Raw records
--- start ---
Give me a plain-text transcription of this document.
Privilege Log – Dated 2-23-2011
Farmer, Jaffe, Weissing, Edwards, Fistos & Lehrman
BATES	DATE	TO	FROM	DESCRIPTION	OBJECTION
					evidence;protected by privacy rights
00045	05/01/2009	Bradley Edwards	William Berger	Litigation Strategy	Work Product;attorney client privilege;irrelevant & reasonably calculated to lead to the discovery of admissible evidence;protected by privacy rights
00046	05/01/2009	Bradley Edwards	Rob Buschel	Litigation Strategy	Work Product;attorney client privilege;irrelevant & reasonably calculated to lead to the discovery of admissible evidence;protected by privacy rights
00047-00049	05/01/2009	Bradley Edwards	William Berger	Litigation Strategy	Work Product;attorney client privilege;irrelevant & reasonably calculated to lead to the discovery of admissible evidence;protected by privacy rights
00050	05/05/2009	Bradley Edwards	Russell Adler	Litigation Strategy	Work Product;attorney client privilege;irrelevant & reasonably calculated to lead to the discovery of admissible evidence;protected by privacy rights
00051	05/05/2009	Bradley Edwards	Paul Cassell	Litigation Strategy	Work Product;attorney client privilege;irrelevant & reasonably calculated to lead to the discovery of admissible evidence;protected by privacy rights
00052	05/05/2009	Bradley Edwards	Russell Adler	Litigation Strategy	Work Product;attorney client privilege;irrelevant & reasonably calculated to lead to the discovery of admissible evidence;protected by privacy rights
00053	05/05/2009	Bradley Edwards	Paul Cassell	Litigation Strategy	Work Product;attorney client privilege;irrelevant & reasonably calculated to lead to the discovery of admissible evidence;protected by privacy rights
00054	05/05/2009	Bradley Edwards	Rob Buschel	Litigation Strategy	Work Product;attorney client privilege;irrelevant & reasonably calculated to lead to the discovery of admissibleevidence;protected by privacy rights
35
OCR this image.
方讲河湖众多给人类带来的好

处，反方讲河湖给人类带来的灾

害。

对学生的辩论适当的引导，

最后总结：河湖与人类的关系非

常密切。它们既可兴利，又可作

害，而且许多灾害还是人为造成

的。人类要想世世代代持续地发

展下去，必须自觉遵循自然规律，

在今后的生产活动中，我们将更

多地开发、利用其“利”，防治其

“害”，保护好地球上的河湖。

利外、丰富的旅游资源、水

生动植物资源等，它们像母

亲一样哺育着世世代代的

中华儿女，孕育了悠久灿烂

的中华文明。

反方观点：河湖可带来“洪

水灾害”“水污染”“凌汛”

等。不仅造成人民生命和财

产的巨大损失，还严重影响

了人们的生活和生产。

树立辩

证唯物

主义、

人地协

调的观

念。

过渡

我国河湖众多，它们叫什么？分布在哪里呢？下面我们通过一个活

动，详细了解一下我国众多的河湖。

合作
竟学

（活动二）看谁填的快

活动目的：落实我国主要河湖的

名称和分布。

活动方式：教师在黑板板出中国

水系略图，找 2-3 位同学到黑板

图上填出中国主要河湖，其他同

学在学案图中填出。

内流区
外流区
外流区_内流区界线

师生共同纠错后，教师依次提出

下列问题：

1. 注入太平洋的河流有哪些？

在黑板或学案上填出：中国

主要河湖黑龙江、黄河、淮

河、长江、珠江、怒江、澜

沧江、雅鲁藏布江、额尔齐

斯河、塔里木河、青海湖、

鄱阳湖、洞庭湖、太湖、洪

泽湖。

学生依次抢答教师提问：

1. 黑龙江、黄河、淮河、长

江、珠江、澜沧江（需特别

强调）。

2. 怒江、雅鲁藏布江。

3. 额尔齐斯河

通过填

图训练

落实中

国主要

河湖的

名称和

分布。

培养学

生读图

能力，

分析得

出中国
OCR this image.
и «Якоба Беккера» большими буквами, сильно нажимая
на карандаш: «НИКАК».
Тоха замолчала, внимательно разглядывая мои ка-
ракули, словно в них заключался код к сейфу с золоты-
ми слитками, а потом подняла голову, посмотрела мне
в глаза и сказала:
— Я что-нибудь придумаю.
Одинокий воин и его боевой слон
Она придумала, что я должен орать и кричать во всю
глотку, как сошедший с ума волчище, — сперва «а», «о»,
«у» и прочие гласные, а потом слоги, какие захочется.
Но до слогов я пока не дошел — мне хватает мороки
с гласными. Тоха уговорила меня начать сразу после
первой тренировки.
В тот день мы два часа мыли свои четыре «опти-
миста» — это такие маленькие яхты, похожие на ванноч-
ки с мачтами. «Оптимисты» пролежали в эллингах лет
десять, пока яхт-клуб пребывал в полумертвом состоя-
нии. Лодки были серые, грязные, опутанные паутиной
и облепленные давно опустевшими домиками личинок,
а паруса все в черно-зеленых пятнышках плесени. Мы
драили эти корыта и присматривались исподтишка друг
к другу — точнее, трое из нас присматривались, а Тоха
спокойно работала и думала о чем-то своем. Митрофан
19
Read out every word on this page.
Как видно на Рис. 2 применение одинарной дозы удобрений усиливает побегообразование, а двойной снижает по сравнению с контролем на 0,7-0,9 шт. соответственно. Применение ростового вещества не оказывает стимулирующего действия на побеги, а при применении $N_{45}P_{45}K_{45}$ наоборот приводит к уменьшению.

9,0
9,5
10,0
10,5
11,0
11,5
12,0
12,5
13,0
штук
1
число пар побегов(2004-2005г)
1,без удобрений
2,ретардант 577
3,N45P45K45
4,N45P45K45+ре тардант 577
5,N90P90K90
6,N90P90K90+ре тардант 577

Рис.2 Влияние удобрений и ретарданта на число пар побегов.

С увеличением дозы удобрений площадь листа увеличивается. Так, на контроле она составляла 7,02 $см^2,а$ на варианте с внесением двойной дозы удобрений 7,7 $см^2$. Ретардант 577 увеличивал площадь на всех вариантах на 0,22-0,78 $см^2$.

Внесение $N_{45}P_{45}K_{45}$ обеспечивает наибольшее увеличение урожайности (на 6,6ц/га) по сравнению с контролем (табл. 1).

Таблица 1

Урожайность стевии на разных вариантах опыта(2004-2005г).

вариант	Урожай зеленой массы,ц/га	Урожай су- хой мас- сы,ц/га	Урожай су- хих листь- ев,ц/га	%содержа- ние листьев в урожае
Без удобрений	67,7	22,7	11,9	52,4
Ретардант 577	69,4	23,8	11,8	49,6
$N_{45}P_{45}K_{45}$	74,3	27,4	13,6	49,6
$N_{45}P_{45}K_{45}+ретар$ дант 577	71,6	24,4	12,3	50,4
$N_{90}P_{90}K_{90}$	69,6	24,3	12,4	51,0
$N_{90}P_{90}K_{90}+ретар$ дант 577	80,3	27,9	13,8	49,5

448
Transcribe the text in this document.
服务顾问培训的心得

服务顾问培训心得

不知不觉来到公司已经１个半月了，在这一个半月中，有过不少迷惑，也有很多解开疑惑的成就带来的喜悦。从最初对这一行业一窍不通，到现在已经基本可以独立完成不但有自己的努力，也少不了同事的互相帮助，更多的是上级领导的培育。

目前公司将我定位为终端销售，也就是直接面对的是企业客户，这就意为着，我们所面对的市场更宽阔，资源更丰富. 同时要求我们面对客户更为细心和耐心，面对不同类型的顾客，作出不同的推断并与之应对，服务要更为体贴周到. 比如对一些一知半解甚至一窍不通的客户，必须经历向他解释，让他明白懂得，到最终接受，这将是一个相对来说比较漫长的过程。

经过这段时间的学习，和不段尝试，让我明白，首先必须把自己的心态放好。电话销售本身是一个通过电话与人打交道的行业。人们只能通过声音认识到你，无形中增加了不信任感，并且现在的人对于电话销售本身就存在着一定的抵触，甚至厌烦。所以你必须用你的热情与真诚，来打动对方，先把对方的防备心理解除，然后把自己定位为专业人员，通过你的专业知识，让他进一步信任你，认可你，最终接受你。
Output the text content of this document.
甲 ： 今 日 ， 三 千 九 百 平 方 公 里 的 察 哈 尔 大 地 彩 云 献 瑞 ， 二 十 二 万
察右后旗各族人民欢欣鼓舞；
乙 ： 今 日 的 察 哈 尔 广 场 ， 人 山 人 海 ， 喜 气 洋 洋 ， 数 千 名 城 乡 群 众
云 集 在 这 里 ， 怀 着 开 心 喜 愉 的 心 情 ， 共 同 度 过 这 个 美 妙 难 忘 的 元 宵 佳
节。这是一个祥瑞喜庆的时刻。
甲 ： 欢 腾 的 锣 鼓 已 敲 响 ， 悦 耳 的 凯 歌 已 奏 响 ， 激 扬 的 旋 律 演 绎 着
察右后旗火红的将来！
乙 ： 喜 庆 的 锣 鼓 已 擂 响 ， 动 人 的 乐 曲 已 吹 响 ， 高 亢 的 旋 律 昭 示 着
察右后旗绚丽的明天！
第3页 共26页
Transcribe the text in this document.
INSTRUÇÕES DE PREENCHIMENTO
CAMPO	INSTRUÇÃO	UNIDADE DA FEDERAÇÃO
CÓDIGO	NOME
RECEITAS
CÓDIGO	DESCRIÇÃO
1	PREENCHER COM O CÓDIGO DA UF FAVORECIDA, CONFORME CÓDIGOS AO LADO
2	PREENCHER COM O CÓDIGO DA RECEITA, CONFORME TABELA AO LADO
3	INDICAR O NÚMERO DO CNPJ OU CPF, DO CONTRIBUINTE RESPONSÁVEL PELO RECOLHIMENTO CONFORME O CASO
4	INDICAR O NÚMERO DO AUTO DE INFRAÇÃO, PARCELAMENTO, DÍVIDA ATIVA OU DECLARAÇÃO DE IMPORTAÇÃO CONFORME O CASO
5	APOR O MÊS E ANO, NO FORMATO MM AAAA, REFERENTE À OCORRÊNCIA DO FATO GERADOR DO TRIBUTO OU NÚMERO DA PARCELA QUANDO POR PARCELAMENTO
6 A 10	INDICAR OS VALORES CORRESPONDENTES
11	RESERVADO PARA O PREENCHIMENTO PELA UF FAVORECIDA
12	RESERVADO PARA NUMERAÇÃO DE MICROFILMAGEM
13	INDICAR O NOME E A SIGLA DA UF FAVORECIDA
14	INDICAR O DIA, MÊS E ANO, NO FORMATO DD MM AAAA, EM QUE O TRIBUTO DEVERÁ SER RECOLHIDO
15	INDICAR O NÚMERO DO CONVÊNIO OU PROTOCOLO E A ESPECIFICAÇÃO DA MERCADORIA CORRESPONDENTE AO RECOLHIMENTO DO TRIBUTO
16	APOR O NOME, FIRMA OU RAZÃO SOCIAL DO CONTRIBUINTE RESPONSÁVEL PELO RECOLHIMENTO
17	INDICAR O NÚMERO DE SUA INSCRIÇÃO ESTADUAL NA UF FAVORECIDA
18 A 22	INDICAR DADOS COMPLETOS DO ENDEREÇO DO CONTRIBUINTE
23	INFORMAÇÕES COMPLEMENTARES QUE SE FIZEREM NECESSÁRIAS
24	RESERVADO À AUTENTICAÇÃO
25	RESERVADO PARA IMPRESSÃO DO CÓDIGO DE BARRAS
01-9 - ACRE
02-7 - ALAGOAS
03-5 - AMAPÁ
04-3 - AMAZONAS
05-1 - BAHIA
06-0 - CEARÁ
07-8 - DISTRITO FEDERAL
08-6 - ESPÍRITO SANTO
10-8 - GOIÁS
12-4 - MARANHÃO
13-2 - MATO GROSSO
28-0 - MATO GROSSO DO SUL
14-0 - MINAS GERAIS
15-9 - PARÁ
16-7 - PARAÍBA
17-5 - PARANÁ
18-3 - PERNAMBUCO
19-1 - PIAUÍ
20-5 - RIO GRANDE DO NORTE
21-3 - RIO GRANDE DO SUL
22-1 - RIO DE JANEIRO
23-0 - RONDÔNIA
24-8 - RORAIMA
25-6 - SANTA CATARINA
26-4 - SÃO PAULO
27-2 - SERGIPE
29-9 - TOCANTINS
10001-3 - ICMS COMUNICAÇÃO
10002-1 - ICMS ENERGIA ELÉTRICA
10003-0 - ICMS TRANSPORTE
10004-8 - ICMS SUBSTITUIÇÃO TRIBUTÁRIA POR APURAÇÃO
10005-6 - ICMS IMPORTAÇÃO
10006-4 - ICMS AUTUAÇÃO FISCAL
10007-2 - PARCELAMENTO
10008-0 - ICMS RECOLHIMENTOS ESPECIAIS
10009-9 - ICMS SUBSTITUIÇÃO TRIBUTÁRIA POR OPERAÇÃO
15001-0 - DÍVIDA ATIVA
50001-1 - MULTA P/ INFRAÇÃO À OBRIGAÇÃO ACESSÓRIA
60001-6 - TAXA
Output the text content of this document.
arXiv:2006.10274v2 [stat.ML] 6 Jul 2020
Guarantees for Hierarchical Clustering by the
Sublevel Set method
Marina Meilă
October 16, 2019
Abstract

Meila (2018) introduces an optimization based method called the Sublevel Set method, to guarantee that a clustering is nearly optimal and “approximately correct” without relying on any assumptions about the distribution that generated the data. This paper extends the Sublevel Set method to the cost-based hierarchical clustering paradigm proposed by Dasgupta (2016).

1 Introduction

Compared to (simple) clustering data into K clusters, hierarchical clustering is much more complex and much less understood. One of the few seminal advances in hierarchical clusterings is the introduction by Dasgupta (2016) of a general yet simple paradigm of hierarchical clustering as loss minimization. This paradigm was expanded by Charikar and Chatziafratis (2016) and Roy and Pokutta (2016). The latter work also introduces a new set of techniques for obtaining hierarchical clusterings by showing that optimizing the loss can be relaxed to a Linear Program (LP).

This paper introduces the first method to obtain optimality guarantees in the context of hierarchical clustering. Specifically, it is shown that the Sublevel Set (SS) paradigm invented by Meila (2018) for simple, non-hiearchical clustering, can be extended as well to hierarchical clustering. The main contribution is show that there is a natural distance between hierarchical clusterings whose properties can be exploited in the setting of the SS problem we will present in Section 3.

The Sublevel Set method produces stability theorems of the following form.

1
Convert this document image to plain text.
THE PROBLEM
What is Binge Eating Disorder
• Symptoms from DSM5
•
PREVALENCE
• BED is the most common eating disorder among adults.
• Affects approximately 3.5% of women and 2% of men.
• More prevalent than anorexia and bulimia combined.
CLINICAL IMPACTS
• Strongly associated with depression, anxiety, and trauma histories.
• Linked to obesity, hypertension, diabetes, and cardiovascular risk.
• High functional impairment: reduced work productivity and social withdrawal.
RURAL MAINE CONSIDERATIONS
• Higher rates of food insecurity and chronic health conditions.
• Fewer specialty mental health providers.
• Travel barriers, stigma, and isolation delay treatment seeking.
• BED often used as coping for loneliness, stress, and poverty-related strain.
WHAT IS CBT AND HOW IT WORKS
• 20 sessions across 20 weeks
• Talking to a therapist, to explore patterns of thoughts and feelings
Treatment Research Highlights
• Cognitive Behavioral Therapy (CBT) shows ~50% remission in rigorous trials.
--- end ---
» YOUR GOAL:
Find each line holding the word "дозы" and copy it.

» REPLY:
Как видно на Рис. 2 применение одинарной дозы удобрений усиливает побегообразование, а двойной снижает по сравнению с контролем на 0,7-0,9 шт. соответственно. Применение ростового вещества не оказывает стимулирующего действия на побеги, а при применении $N_{45}P_{45}K_{45}$ наоборот приводит к уменьшению.
С увеличением дозы удобрений площадь листа увеличивается. Так, на контроле она составляла 7,02 $см^2,а$ на варианте с внесением двойной дозы удобрений 7,7 $см^2$. Ретардант 577 увеличивал площадь на всех вариантах на 0,22-0,78 $см^2$.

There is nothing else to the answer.